# TASK DETAILS
The listing below must be repeated word for word, with its images excluded.

>> BEGIN RECORD EXCERPTS

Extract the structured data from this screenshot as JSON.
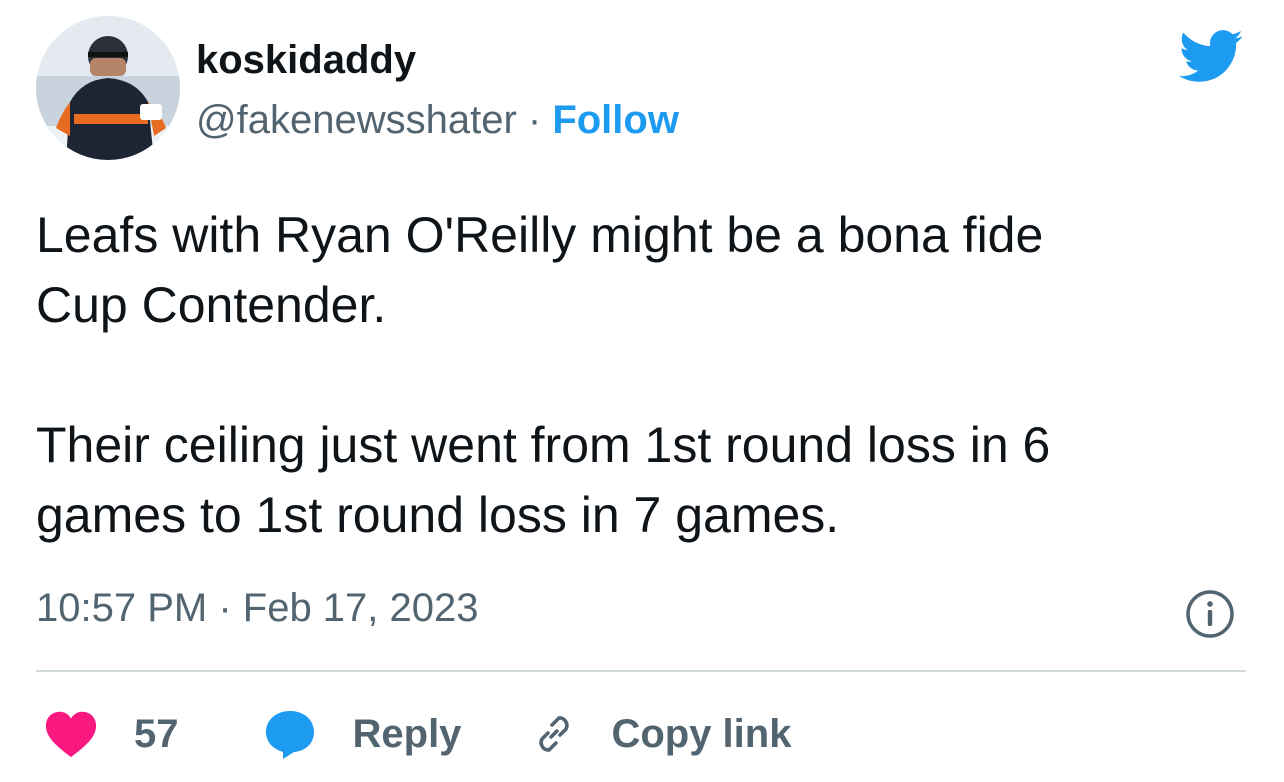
{
  "author": {
    "display_name": "koskidaddy",
    "handle": "@fakenewsshater",
    "separator": " · ",
    "follow_label": "Follow"
  },
  "tweet": {
    "paragraphs": [
      "Leafs with Ryan O'Reilly might be a bona fide\nCup Contender.",
      "Their ceiling just went from 1st round loss in 6\ngames to 1st round loss in 7 games."
    ],
    "timestamp": "10:57 PM · Feb 17, 2023"
  },
  "actions": {
    "like_count": "57",
    "reply_label": "Reply",
    "copy_link_label": "Copy link"
  },
  "colors": {
    "brand_blue": "#1d9bf0",
    "heart_pink": "#f91880",
    "text_primary": "#0f1419",
    "text_secondary": "#536471",
    "divider": "#cfd9de"
  },
  "icons": {
    "brand": "twitter-bird-icon",
    "info": "info-icon",
    "like": "heart-icon",
    "reply": "speech-bubble-icon",
    "copy": "link-icon"
  }
}
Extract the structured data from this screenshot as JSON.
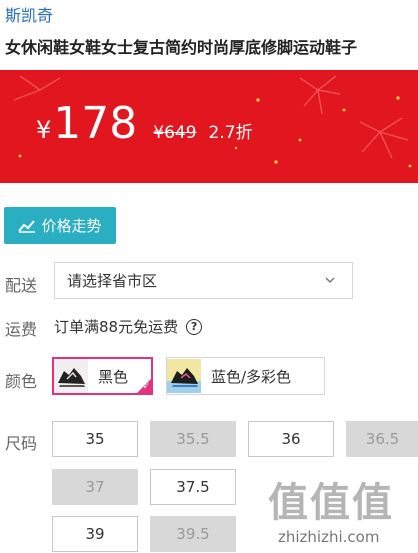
{
  "brand": "斯凯奇",
  "title": "女休闲鞋女鞋女士复古简约时尚厚底修脚运动鞋子",
  "price": {
    "symbol": "¥",
    "current": "178",
    "original": "¥649",
    "discount": "2.7折",
    "banner_color": "#e1161f"
  },
  "trend_button": {
    "label": "价格走势",
    "icon": "chart-line-icon",
    "color": "#29aec2"
  },
  "delivery": {
    "label": "配送",
    "value": "请选择省市区"
  },
  "shipping": {
    "label": "运费",
    "text": "订单满88元免运费",
    "help": "?"
  },
  "colors": {
    "label": "颜色",
    "options": [
      {
        "label": "黑色",
        "selected": true
      },
      {
        "label": "蓝色/多彩色",
        "selected": false
      }
    ]
  },
  "sizes": {
    "label": "尺码",
    "options": [
      {
        "label": "35",
        "available": true
      },
      {
        "label": "35.5",
        "available": false
      },
      {
        "label": "36",
        "available": true
      },
      {
        "label": "36.5",
        "available": false
      },
      {
        "label": "37",
        "available": false
      },
      {
        "label": "37.5",
        "available": true
      },
      {
        "label": "39",
        "available": true
      },
      {
        "label": "39.5",
        "available": false
      }
    ]
  },
  "watermark": {
    "chars": "值值值",
    "url": "zhizhizhi.com"
  }
}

>> END RECORD EXCERPTS

# THE REPLY
Extract the structured data from this screenshot as JSON.
{
  "author": {
    "display_name": "koskidaddy",
    "handle": "@fakenewsshater",
    "separator": " · ",
    "follow_label": "Follow"
  },
  "tweet": {
    "paragraphs": [
      "Leafs with Ryan O'Reilly might be a bona fide\nCup Contender.",
      "Their ceiling just went from 1st round loss in 6\ngames to 1st round loss in 7 games."
    ],
    "timestamp": "10:57 PM · Feb 17, 2023"
  },
  "actions": {
    "like_count": "57",
    "reply_label": "Reply",
    "copy_link_label": "Copy link"
  },
  "colors": {
    "brand_blue": "#1d9bf0",
    "heart_pink": "#f91880",
    "text_primary": "#0f1419",
    "text_secondary": "#536471",
    "divider": "#cfd9de"
  },
  "icons": {
    "brand": "twitter-bird-icon",
    "info": "info-icon",
    "like": "heart-icon",
    "reply": "speech-bubble-icon",
    "copy": "link-icon"
  }
}
Extract the structured data from this screenshot as JSON.
{
  "brand": "斯凯奇",
  "title": "女休闲鞋女鞋女士复古简约时尚厚底修脚运动鞋子",
  "price": {
    "symbol": "¥",
    "current": "178",
    "original": "¥649",
    "discount": "2.7折",
    "banner_color": "#e1161f"
  },
  "trend_button": {
    "label": "价格走势",
    "icon": "chart-line-icon",
    "color": "#29aec2"
  },
  "delivery": {
    "label": "配送",
    "value": "请选择省市区"
  },
  "shipping": {
    "label": "运费",
    "text": "订单满88元免运费",
    "help": "?"
  },
  "colors": {
    "label": "颜色",
    "options": [
      {
        "label": "黑色",
        "selected": true
      },
      {
        "label": "蓝色/多彩色",
        "selected": false
      }
    ]
  },
  "sizes": {
    "label": "尺码",
    "options": [
      {
        "label": "35",
        "available": true
      },
      {
        "label": "35.5",
        "available": false
      },
      {
        "label": "36",
        "available": true
      },
      {
        "label": "36.5",
        "available": false
      },
      {
        "label": "37",
        "available": false
      },
      {
        "label": "37.5",
        "available": true
      },
      {
        "label": "39",
        "available": true
      },
      {
        "label": "39.5",
        "available": false
      }
    ]
  },
  "watermark": {
    "chars": "值值值",
    "url": "zhizhizhi.com"
  }
}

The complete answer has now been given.